»»

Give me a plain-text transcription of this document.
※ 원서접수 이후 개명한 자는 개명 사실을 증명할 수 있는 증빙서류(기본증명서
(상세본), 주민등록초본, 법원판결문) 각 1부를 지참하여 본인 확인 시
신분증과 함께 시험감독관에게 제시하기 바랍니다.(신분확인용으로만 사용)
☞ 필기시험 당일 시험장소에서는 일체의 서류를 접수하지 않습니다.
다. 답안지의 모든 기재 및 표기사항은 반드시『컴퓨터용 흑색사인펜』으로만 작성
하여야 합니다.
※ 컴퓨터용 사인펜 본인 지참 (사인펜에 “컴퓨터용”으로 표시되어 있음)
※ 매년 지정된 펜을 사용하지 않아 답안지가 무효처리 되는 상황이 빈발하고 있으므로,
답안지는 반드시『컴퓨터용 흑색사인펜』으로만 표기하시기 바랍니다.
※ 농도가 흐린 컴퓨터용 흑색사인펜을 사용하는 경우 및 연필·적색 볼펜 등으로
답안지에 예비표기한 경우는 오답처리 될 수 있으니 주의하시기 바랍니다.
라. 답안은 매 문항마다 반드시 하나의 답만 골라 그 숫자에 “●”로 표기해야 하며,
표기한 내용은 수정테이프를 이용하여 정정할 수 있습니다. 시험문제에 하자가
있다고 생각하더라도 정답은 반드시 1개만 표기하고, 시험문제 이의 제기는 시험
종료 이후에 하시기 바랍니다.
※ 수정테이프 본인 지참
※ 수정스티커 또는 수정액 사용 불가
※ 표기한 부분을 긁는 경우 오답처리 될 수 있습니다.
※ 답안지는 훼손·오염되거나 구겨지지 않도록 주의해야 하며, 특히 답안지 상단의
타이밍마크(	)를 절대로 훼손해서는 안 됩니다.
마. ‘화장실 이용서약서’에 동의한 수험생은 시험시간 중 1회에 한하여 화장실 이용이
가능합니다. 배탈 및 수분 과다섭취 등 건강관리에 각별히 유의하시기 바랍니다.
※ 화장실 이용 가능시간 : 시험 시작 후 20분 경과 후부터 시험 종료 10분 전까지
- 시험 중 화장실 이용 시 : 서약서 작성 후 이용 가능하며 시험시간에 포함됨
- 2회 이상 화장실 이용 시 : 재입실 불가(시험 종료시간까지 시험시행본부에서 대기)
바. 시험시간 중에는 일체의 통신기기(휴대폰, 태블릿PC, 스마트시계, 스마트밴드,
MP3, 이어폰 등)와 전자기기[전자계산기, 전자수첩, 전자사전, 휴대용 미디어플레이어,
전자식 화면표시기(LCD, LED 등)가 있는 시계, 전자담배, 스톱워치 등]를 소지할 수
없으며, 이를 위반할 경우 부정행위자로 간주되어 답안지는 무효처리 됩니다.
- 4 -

««

Using the listing above, list every line in which the string "컴퓨터용" occurs.

### [OUTPUT]
다. 답안지의 모든 기재 및 표기사항은 반드시『컴퓨터용 흑색사인펜』으로만 작성
※ 컴퓨터용 사인펜 본인 지참 (사인펜에 “컴퓨터용”으로 표시되어 있음)
답안지는 반드시『컴퓨터용 흑색사인펜』으로만 표기하시기 바랍니다.
※ 농도가 흐린 컴퓨터용 흑색사인펜을 사용하는 경우 및 연필·적색 볼펜 등으로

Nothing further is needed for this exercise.